WHAT YOU WILL DO:
Collect every line in the records below that contains the word "течение".

INPUT DATA:
|---|
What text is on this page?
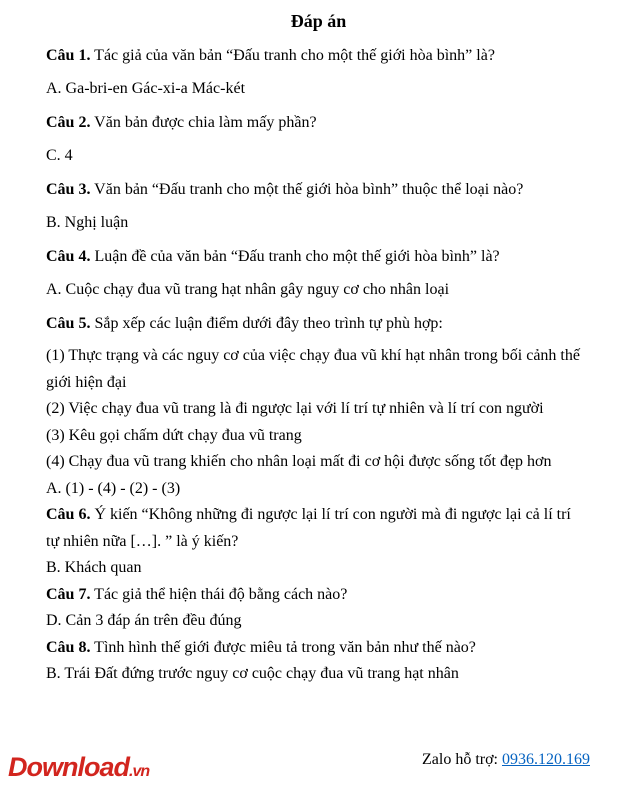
Đáp án

Câu 1. Tác giả của văn bản “Đấu tranh cho một thế giới hòa bình” là?

A. Ga-bri-en Gác-xi-a Mác-két

Câu 2. Văn bản được chia làm mấy phần?

C. 4

Câu 3. Văn bản “Đấu tranh cho một thế giới hòa bình” thuộc thể loại nào?

B. Nghị luận

Câu 4. Luận đề của văn bản “Đấu tranh cho một thế giới hòa bình” là?

A. Cuộc chạy đua vũ trang hạt nhân gây nguy cơ cho nhân loại

Câu 5. Sắp xếp các luận điểm dưới đây theo trình tự phù hợp:

(1) Thực trạng và các nguy cơ của việc chạy đua vũ khí hạt nhân trong bối cảnh thế

giới hiện đại

(2) Việc chạy đua vũ trang là đi ngược lại với lí trí tự nhiên và lí trí con người

(3) Kêu gọi chấm dứt chạy đua vũ trang

(4) Chạy đua vũ trang khiến cho nhân loại mất đi cơ hội được sống tốt đẹp hơn

A. (1) - (4) - (2) - (3)

Câu 6. Ý kiến “Không những đi ngược lại lí trí con người mà đi ngược lại cả lí trí

tự nhiên nữa […]. ” là ý kiến?

B. Khách quan

Câu 7. Tác giả thể hiện thái độ bằng cách nào?

D. Cản 3 đáp án trên đều đúng

Câu 8. Tình hình thế giới được miêu tả trong văn bản như thế nào?

B. Trái Đất đứng trước nguy cơ cuộc chạy đua vũ trang hạt nhân

Download.vn
Zalo hỗ trợ: 0936.120.169
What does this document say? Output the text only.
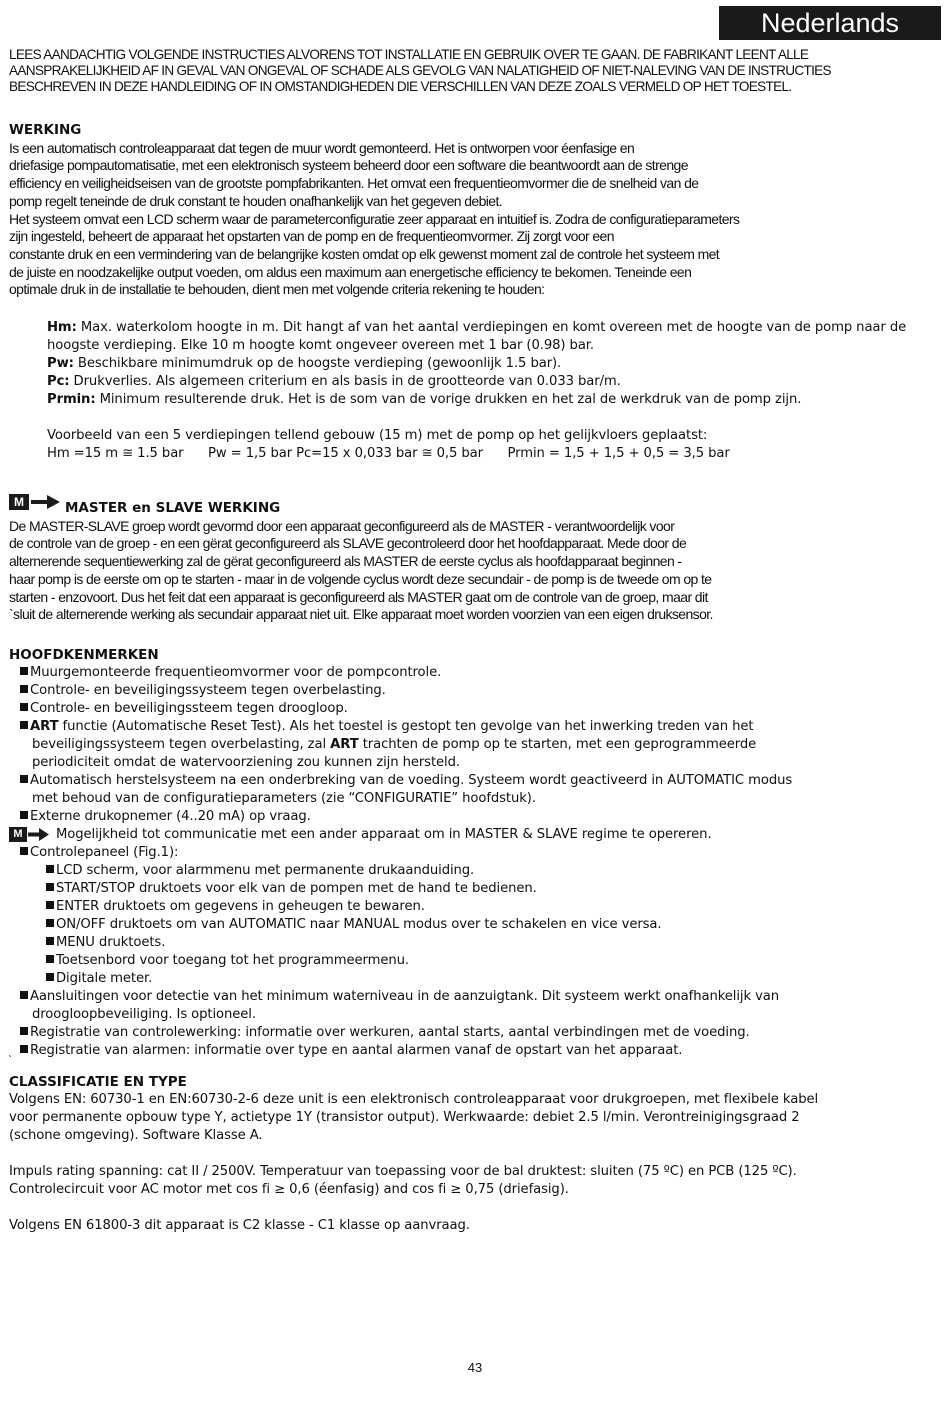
Nederlands
LEES AANDACHTIG VOLGENDE INSTRUCTIES ALVORENS TOT INSTALLATIE EN GEBRUIK OVER TE GAAN. DE FABRIKANT LEENT ALLE
AANSPRAKELIJKHEID AF IN GEVAL VAN ONGEVAL OF SCHADE ALS GEVOLG VAN NALATIGHEID OF NIET-NALEVING VAN DE INSTRUCTIES
BESCHREVEN IN DEZE HANDLEIDING OF IN OMSTANDIGHEDEN DIE VERSCHILLEN VAN DEZE ZOALS VERMELD OP HET TOESTEL.
WERKING
Is een automatisch controleapparaat dat tegen de muur wordt gemonteerd. Het is ontworpen voor éenfasige en
driefasige pompautomatisatie, met een elektronisch systeem beheerd door een software die beantwoordt aan de strenge
efficiency en veiligheidseisen van de grootste pompfabrikanten. Het omvat een frequentieomvormer die de snelheid van de
pomp regelt teneinde de druk constant te houden onafhankelijk van het gegeven debiet.
Het systeem omvat een LCD scherm waar de parameterconfiguratie zeer apparaat en intuitief is. Zodra de configuratieparameters
zijn ingesteld, beheert de apparaat het opstarten van de pomp en de frequentieomvormer. Zij zorgt voor een
constante druk en een vermindering van de belangrijke kosten omdat op elk gewenst moment zal de controle het systeem met
de juiste en noodzakelijke output voeden, om aldus een maximum aan energetische efficiency te bekomen. Teneinde een
optimale druk in de installatie te behouden, dient men met volgende criteria rekening te houden:
Hm: Max. waterkolom hoogte in m. Dit hangt af van het aantal verdiepingen en komt overeen met de hoogte van de pomp naar de
hoogste verdieping. Elke 10 m hoogte komt ongeveer overeen met 1 bar (0.98) bar.
Pw: Beschikbare minimumdruk op de hoogste verdieping (gewoonlijk 1.5 bar).
Pc: Drukverlies. Als algemeen criterium en als basis in de grootteorde van 0.033 bar/m.
Prmin: Minimum resulterende druk. Het is de som van de vorige drukken en het zal de werkdruk van de pomp zijn.
Voorbeeld van een 5 verdiepingen tellend gebouw (15 m) met de pomp op het gelijkvloers geplaatst:
Hm =15 m ≅ 1.5 bar      Pw = 1,5 bar Pc=15 x 0,033 bar ≅ 0,5 bar      Prmin = 1,5 + 1,5 + 0,5 = 3,5 bar
M	MASTER en SLAVE WERKING
De MASTER-SLAVE groep wordt gevormd door een apparaat geconfigureerd als de MASTER - verantwoordelijk voor
de controle van de groep - en een gërat geconfigureerd als SLAVE gecontroleerd door het hoofdapparaat. Mede door de
alternerende sequentiewerking zal de gërat geconfigureerd als MASTER de eerste cyclus als hoofdapparaat beginnen -
haar pomp is de eerste om op te starten - maar in de volgende cyclus wordt deze secundair - de pomp is de tweede om op te
starten - enzovoort. Dus het feit dat een apparaat is geconfigureerd als MASTER gaat om de controle van de groep, maar dit
`sluit de alternerende werking als secundair apparaat niet uit. Elke apparaat moet worden voorzien van een eigen druksensor.
HOOFDKENMERKEN
M
Muurgemonteerde frequentieomvormer voor de pompcontrole.
Controle- en beveiligingssysteem tegen overbelasting.
Controle- en beveiligingssteem tegen droogloop.
ART functie (Automatische Reset Test). Als het toestel is gestopt ten gevolge van het inwerking treden van het
beveiligingssysteem tegen overbelasting, zal ART trachten de pomp op te starten, met een geprogrammeerde
periodiciteit omdat de watervoorziening zou kunnen zijn hersteld.
Automatisch herstelsysteem na een onderbreking van de voeding. Systeem wordt geactiveerd in AUTOMATIC modus
met behoud van de configuratieparameters (zie “CONFIGURATIE” hoofdstuk).
Externe drukopnemer (4..20 mA) op vraag.
Mogelijkheid tot communicatie met een ander apparaat om in MASTER & SLAVE regime te opereren.
Controlepaneel (Fig.1):
LCD scherm, voor alarmmenu met permanente drukaanduiding.
START/STOP druktoets voor elk van de pompen met de hand te bedienen.
ENTER druktoets om gegevens in geheugen te bewaren.
ON/OFF druktoets om van AUTOMATIC naar MANUAL modus over te schakelen en vice versa.
MENU druktoets.
Toetsenbord voor toegang tot het programmeermenu.
Digitale meter.
Aansluitingen voor detectie van het minimum waterniveau in de aanzuigtank. Dit systeem werkt onafhankelijk van
droogloopbeveiliging. Is optioneel.
Registratie van controlewerking: informatie over werkuren, aantal starts, aantal verbindingen met de voeding.
Registratie van alarmen: informatie over type en aantal alarmen vanaf de opstart van het apparaat.
`
CLASSIFICATIE EN TYPE
Volgens EN: 60730-1 en EN:60730-2-6 deze unit is een elektronisch controleapparaat voor drukgroepen, met flexibele kabel
voor permanente opbouw type Y, actietype 1Y (transistor output). Werkwaarde: debiet 2.5 l/min. Verontreinigingsgraad 2
(schone omgeving). Software Klasse A.
Impuls rating spanning: cat II / 2500V. Temperatuur van toepassing voor de bal druktest: sluiten (75 ºC) en PCB (125 ºC).
Controlecircuit voor AC motor met cos fi ≥ 0,6 (éenfasig) and cos fi ≥ 0,75 (driefasig).
Volgens EN 61800-3 dit apparaat is C2 klasse - C1 klasse op aanvraag.
43
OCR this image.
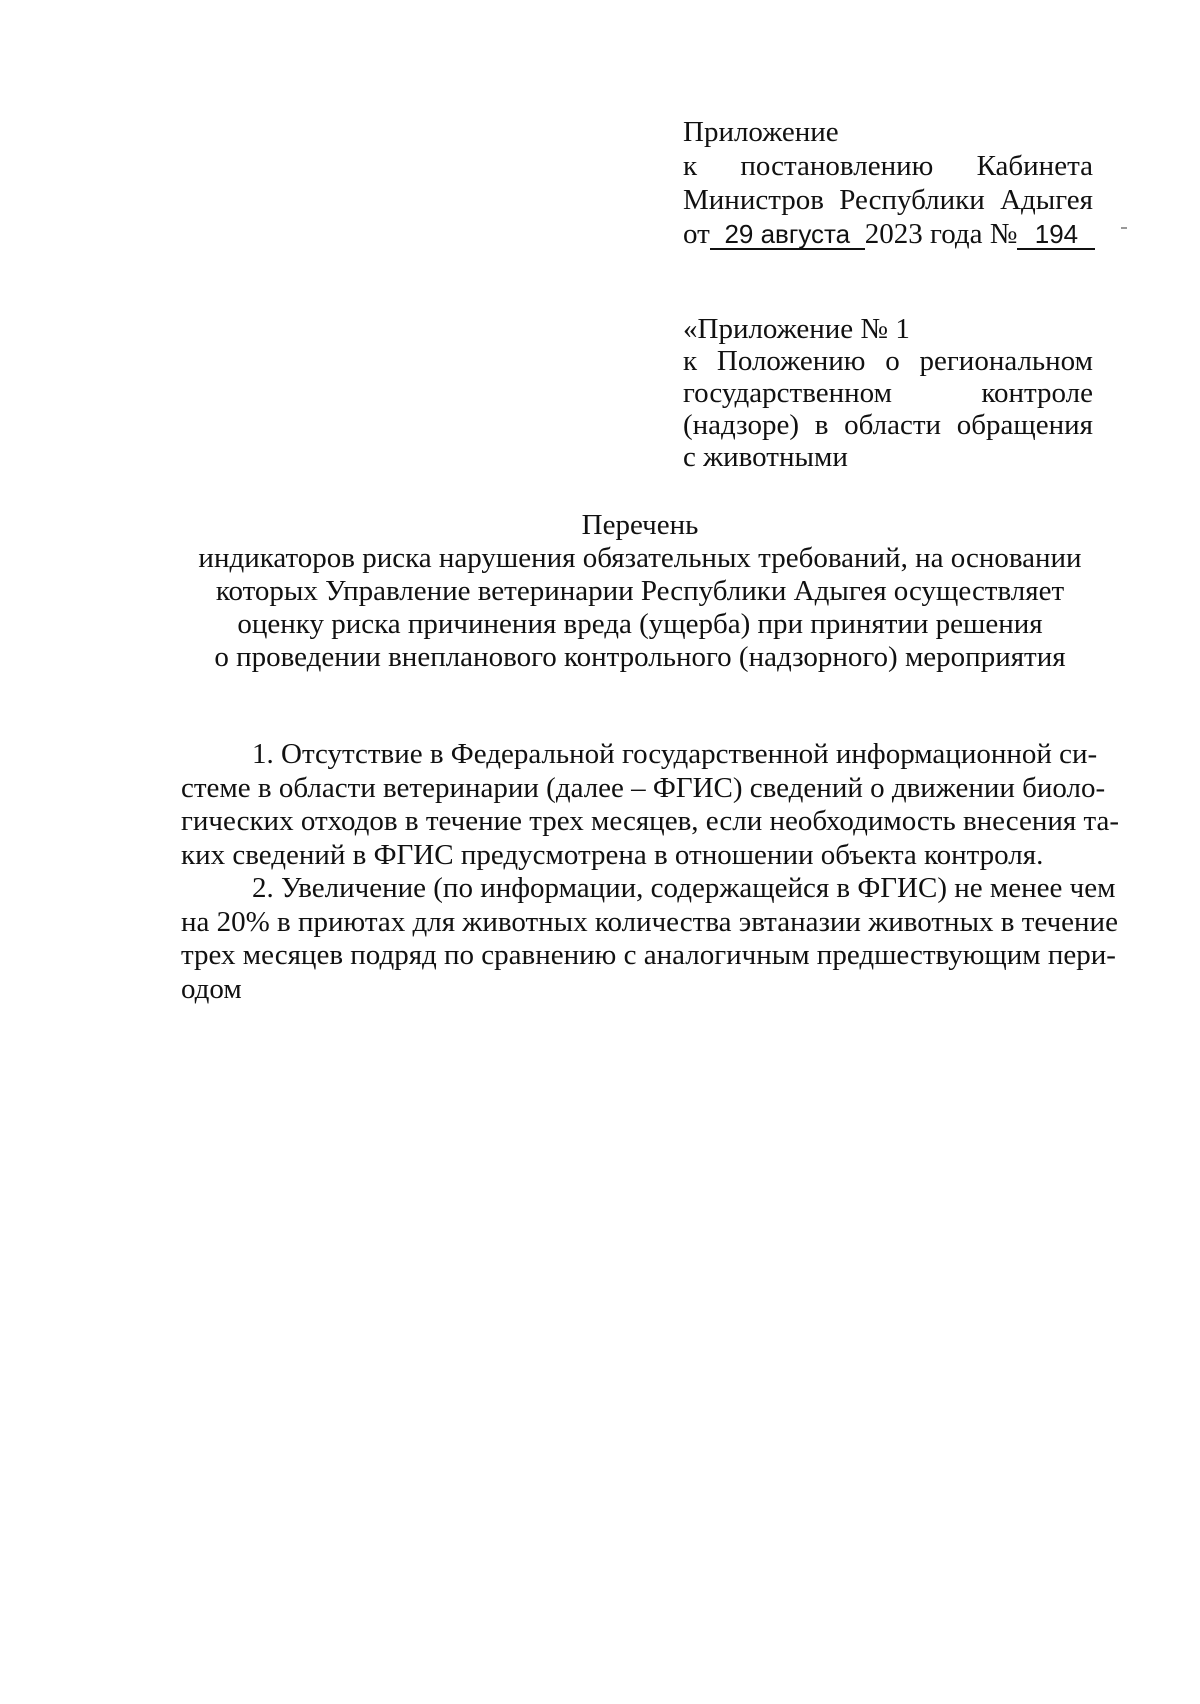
Приложение
к постановлению Кабинета
Министров Республики Адыгея
от 29 августа 2023 года № 194
«Приложение № 1
к Положению о региональном
государственном	контроле
(надзоре) в области обращения
с животными
Перечень
индикаторов риска нарушения обязательных требований, на основании
которых Управление ветеринарии Республики Адыгея осуществляет
оценку риска причинения вреда (ущерба) при принятии решения
о проведении внепланового контрольного (надзорного) мероприятия
1. Отсутствие в Федеральной государственной информационной си-
стеме в области ветеринарии (далее – ФГИС) сведений о движении биоло-
гических отходов в течение трех месяцев, если необходимость внесения та-
ких сведений в ФГИС предусмотрена в отношении объекта контроля.
2. Увеличение (по информации, содержащейся в ФГИС) не менее чем
на 20% в приютах для животных количества эвтаназии животных в течение
трех месяцев подряд по сравнению с аналогичным предшествующим пери-
одом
|---|
EXERCISE RESPONSE:
гических отходов в течение трех месяцев, если необходимость внесения та-
на 20% в приютах для животных количества эвтаназии животных в течение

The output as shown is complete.